◆ **Written instruction**
Will you write out all the entries below exactly?

:::::

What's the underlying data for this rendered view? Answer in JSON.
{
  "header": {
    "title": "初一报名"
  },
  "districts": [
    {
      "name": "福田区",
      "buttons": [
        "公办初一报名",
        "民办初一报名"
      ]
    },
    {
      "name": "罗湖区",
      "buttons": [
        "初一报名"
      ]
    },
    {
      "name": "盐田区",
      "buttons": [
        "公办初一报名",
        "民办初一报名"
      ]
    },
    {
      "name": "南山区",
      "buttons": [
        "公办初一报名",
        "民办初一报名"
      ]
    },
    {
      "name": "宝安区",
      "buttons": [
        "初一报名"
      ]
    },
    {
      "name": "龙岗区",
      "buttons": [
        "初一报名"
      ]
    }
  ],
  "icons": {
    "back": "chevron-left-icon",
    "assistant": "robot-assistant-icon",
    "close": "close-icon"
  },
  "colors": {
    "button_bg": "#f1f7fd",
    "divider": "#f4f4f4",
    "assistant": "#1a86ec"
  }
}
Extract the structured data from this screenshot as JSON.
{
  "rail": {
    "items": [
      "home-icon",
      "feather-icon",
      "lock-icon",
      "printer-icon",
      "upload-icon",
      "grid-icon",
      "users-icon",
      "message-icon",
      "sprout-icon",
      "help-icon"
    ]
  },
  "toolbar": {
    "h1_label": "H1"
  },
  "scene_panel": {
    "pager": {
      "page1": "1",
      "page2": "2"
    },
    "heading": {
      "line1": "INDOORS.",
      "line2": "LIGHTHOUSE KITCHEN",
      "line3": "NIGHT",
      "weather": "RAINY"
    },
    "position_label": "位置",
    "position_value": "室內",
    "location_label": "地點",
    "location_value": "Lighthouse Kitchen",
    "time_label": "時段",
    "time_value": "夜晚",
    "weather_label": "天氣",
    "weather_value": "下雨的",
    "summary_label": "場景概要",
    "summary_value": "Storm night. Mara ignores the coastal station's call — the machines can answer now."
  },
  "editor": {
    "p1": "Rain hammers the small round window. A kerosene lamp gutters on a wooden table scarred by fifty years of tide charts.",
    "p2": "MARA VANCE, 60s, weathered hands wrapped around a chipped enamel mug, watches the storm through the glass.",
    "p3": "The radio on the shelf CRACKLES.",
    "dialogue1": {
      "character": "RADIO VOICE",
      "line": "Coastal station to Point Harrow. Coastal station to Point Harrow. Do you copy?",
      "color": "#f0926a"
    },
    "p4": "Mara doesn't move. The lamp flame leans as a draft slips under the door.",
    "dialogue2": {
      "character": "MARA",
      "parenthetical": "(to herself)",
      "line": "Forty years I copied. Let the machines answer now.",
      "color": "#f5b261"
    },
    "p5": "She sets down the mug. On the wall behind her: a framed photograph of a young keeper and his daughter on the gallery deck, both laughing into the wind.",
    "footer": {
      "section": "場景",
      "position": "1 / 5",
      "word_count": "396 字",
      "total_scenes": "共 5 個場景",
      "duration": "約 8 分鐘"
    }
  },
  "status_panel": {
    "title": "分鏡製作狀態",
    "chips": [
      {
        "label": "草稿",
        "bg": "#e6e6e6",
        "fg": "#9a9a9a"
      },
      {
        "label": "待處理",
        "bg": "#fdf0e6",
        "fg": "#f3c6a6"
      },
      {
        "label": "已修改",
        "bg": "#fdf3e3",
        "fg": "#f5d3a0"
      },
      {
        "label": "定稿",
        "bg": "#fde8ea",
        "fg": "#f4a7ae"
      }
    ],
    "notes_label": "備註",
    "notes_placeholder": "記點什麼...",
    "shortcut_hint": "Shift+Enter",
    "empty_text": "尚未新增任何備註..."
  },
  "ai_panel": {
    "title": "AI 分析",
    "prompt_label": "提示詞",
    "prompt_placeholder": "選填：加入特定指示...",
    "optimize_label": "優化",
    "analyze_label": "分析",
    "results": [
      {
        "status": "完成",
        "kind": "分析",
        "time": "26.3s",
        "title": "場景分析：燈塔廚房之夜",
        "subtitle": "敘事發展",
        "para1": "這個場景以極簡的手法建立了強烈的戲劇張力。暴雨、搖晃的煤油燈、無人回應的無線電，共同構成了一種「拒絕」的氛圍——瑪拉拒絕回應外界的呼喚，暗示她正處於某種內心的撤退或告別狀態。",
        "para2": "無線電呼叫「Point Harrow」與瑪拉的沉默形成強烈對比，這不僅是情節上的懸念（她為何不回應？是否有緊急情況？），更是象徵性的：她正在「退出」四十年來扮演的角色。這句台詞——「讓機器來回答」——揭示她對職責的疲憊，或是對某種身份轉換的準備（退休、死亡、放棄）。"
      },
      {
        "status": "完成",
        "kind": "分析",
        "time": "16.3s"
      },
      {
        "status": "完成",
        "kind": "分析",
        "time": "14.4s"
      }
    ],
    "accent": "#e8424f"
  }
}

:::::

◆ **Answer for the task**
What's the underlying data for this rendered view? Answer in JSON.
{
  "header": {
    "title": "初一报名"
  },
  "districts": [
    {
      "name": "福田区",
      "buttons": [
        "公办初一报名",
        "民办初一报名"
      ]
    },
    {
      "name": "罗湖区",
      "buttons": [
        "初一报名"
      ]
    },
    {
      "name": "盐田区",
      "buttons": [
        "公办初一报名",
        "民办初一报名"
      ]
    },
    {
      "name": "南山区",
      "buttons": [
        "公办初一报名",
        "民办初一报名"
      ]
    },
    {
      "name": "宝安区",
      "buttons": [
        "初一报名"
      ]
    },
    {
      "name": "龙岗区",
      "buttons": [
        "初一报名"
      ]
    }
  ],
  "icons": {
    "back": "chevron-left-icon",
    "assistant": "robot-assistant-icon",
    "close": "close-icon"
  },
  "colors": {
    "button_bg": "#f1f7fd",
    "divider": "#f4f4f4",
    "assistant": "#1a86ec"
  }
}
Extract the structured data from this screenshot as JSON.
{
  "rail": {
    "items": [
      "home-icon",
      "feather-icon",
      "lock-icon",
      "printer-icon",
      "upload-icon",
      "grid-icon",
      "users-icon",
      "message-icon",
      "sprout-icon",
      "help-icon"
    ]
  },
  "toolbar": {
    "h1_label": "H1"
  },
  "scene_panel": {
    "pager": {
      "page1": "1",
      "page2": "2"
    },
    "heading": {
      "line1": "INDOORS.",
      "line2": "LIGHTHOUSE KITCHEN",
      "line3": "NIGHT",
      "weather": "RAINY"
    },
    "position_label": "位置",
    "position_value": "室內",
    "location_label": "地點",
    "location_value": "Lighthouse Kitchen",
    "time_label": "時段",
    "time_value": "夜晚",
    "weather_label": "天氣",
    "weather_value": "下雨的",
    "summary_label": "場景概要",
    "summary_value": "Storm night. Mara ignores the coastal station's call — the machines can answer now."
  },
  "editor": {
    "p1": "Rain hammers the small round window. A kerosene lamp gutters on a wooden table scarred by fifty years of tide charts.",
    "p2": "MARA VANCE, 60s, weathered hands wrapped around a chipped enamel mug, watches the storm through the glass.",
    "p3": "The radio on the shelf CRACKLES.",
    "dialogue1": {
      "character": "RADIO VOICE",
      "line": "Coastal station to Point Harrow. Coastal station to Point Harrow. Do you copy?",
      "color": "#f0926a"
    },
    "p4": "Mara doesn't move. The lamp flame leans as a draft slips under the door.",
    "dialogue2": {
      "character": "MARA",
      "parenthetical": "(to herself)",
      "line": "Forty years I copied. Let the machines answer now.",
      "color": "#f5b261"
    },
    "p5": "She sets down the mug. On the wall behind her: a framed photograph of a young keeper and his daughter on the gallery deck, both laughing into the wind.",
    "footer": {
      "section": "場景",
      "position": "1 / 5",
      "word_count": "396 字",
      "total_scenes": "共 5 個場景",
      "duration": "約 8 分鐘"
    }
  },
  "status_panel": {
    "title": "分鏡製作狀態",
    "chips": [
      {
        "label": "草稿",
        "bg": "#e6e6e6",
        "fg": "#9a9a9a"
      },
      {
        "label": "待處理",
        "bg": "#fdf0e6",
        "fg": "#f3c6a6"
      },
      {
        "label": "已修改",
        "bg": "#fdf3e3",
        "fg": "#f5d3a0"
      },
      {
        "label": "定稿",
        "bg": "#fde8ea",
        "fg": "#f4a7ae"
      }
    ],
    "notes_label": "備註",
    "notes_placeholder": "記點什麼...",
    "shortcut_hint": "Shift+Enter",
    "empty_text": "尚未新增任何備註..."
  },
  "ai_panel": {
    "title": "AI 分析",
    "prompt_label": "提示詞",
    "prompt_placeholder": "選填：加入特定指示...",
    "optimize_label": "優化",
    "analyze_label": "分析",
    "results": [
      {
        "status": "完成",
        "kind": "分析",
        "time": "26.3s",
        "title": "場景分析：燈塔廚房之夜",
        "subtitle": "敘事發展",
        "para1": "這個場景以極簡的手法建立了強烈的戲劇張力。暴雨、搖晃的煤油燈、無人回應的無線電，共同構成了一種「拒絕」的氛圍——瑪拉拒絕回應外界的呼喚，暗示她正處於某種內心的撤退或告別狀態。",
        "para2": "無線電呼叫「Point Harrow」與瑪拉的沉默形成強烈對比，這不僅是情節上的懸念（她為何不回應？是否有緊急情況？），更是象徵性的：她正在「退出」四十年來扮演的角色。這句台詞——「讓機器來回答」——揭示她對職責的疲憊，或是對某種身份轉換的準備（退休、死亡、放棄）。"
      },
      {
        "status": "完成",
        "kind": "分析",
        "time": "16.3s"
      },
      {
        "status": "完成",
        "kind": "分析",
        "time": "14.4s"
      }
    ],
    "accent": "#e8424f"
  }
}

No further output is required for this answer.